*What to work on*: Among the records below, find each line that includes the string "Videos" and copy it.

*Data for the task*:
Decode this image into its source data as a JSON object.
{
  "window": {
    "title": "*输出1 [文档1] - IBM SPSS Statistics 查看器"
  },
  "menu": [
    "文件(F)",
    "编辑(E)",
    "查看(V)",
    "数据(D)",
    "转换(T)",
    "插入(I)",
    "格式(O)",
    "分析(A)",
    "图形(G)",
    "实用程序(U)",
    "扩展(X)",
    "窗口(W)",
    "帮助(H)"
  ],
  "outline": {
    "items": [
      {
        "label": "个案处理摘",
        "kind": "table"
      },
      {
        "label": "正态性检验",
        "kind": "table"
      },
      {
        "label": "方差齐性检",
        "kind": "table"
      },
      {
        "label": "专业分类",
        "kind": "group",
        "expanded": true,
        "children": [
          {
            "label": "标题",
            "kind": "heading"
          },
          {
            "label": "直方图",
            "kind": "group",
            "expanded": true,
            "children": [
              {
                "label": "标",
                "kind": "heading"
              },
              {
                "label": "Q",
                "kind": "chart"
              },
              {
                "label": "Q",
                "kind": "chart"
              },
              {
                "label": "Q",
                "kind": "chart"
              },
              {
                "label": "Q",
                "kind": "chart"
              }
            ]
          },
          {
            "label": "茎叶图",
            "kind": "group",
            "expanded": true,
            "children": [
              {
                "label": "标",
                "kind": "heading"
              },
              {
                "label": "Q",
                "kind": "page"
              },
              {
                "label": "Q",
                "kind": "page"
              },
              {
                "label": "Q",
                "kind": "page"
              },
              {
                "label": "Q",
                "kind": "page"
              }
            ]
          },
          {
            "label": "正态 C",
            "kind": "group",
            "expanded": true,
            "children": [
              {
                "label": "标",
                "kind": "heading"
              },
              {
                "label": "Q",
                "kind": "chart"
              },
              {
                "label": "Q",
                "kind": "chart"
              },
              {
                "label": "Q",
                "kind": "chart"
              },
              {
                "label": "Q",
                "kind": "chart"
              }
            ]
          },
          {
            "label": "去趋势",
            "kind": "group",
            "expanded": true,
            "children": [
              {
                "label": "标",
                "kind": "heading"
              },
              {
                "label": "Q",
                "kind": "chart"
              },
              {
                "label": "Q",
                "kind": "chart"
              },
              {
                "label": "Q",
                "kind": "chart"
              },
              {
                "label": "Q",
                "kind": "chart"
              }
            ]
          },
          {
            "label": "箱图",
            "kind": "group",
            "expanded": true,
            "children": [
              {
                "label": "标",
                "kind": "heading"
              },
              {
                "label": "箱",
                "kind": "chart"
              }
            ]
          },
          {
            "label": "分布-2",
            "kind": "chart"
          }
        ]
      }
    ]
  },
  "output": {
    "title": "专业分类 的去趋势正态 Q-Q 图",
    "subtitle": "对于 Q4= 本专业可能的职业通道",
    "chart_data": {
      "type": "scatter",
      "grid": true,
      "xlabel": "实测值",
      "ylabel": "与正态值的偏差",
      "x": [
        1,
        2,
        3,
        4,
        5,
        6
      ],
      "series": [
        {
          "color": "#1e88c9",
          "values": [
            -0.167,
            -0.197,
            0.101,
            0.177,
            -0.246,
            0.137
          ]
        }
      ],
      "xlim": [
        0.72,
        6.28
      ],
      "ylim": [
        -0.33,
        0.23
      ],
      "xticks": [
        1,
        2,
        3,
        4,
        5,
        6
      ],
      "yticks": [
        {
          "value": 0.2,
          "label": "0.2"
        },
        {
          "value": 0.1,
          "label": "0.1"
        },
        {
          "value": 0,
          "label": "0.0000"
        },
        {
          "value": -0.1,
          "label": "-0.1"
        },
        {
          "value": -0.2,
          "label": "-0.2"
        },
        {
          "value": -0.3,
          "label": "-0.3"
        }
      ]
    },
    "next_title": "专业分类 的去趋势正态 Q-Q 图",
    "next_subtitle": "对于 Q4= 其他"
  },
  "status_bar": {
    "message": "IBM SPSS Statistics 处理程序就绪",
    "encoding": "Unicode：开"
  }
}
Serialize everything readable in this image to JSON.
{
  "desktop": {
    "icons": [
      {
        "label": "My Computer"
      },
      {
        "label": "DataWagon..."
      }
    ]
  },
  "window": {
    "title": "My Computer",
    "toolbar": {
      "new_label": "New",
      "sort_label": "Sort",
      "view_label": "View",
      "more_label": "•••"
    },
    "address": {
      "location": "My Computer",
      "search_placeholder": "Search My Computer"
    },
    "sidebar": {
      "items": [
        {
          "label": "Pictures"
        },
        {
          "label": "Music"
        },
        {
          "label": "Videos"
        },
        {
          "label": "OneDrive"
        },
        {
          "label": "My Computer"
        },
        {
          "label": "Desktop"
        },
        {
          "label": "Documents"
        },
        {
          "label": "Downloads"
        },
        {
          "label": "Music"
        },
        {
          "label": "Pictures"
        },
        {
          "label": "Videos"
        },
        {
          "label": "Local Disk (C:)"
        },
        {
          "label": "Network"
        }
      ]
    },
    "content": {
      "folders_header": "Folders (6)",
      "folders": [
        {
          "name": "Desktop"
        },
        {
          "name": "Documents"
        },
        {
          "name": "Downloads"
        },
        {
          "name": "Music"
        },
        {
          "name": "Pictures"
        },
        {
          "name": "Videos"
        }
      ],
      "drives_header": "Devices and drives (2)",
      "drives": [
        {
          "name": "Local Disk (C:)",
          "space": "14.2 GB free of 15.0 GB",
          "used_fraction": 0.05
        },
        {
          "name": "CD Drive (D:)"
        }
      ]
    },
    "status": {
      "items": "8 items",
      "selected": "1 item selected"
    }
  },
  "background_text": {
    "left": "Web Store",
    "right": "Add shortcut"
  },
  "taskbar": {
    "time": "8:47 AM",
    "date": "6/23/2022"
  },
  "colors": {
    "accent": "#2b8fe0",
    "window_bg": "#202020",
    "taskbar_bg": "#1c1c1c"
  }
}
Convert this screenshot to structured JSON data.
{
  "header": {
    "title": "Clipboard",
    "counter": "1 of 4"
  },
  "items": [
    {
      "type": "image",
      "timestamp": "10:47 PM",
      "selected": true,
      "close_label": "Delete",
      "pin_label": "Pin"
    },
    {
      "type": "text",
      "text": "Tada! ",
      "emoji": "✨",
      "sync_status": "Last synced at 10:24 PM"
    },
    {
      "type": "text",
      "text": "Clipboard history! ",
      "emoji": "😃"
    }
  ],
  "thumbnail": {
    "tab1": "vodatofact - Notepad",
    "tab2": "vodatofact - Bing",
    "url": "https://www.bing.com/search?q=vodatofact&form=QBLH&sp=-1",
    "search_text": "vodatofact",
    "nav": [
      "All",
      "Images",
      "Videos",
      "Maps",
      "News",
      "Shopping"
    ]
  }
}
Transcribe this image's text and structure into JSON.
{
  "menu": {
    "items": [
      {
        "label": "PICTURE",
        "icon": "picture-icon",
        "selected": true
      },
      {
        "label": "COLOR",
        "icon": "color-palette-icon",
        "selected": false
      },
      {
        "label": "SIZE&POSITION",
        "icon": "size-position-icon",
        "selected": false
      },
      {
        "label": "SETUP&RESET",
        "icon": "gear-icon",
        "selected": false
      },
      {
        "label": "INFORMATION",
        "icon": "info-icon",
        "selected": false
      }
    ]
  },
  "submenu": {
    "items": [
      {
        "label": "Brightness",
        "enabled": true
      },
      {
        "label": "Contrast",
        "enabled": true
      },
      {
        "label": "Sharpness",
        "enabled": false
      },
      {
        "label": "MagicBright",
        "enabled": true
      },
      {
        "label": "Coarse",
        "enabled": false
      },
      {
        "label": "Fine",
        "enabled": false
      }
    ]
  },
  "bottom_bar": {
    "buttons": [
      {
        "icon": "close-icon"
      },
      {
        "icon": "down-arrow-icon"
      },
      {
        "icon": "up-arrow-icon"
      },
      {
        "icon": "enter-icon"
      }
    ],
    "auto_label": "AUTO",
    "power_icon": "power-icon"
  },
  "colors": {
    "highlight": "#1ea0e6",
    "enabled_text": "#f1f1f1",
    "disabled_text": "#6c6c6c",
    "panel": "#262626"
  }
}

*Solved exercise*:
          "label": "Videos"
          "label": "Videos"
          "name": "Videos"
      "Videos",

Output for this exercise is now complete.